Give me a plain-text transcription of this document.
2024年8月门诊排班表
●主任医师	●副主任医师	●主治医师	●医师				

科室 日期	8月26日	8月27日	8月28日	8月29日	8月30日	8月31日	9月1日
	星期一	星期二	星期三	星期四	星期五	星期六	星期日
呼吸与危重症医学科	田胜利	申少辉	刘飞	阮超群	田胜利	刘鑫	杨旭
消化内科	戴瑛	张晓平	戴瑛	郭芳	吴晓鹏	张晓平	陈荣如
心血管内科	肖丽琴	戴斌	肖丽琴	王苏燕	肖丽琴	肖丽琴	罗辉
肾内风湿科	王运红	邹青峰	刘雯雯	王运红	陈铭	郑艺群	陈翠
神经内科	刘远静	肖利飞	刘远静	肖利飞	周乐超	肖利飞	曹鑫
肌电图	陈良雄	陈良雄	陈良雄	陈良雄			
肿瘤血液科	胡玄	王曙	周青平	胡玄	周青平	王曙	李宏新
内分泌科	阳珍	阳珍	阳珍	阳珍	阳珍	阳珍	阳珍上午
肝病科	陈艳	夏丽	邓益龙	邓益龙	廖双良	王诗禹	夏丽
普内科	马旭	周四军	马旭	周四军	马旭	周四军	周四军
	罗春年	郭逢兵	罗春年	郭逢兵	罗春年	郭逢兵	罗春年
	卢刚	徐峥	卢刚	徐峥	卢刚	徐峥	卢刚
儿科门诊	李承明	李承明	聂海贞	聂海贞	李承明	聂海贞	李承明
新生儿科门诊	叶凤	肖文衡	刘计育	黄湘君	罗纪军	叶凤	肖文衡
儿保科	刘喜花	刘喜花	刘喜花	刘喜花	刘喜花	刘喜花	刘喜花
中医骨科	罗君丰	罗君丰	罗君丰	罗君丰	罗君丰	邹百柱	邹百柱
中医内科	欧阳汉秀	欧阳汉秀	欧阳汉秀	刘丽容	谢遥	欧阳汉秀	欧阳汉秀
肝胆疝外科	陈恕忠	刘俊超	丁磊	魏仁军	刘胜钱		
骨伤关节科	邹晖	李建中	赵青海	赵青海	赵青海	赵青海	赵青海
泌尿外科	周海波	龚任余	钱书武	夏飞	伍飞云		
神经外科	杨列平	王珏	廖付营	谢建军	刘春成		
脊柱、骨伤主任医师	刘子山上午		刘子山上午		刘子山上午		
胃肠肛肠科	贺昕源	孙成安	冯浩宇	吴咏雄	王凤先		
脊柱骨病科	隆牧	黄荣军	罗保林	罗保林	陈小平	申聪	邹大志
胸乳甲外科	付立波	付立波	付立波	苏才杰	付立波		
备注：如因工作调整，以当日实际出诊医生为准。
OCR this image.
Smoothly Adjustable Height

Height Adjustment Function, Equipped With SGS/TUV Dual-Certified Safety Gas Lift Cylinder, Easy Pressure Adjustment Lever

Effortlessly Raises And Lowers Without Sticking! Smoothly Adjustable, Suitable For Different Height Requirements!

-*-*-

Restate the final lines of the listing above word for word, beginning at the line that contains "OCR this image.".

ANSWER BELOW:
OCR this image.
Smoothly Adjustable Height

Height Adjustment Function, Equipped With SGS/TUV Dual-Certified Safety Gas Lift Cylinder, Easy Pressure Adjustment Lever

Effortlessly Raises And Lowers Without Sticking! Smoothly Adjustable, Suitable For Different Height Requirements!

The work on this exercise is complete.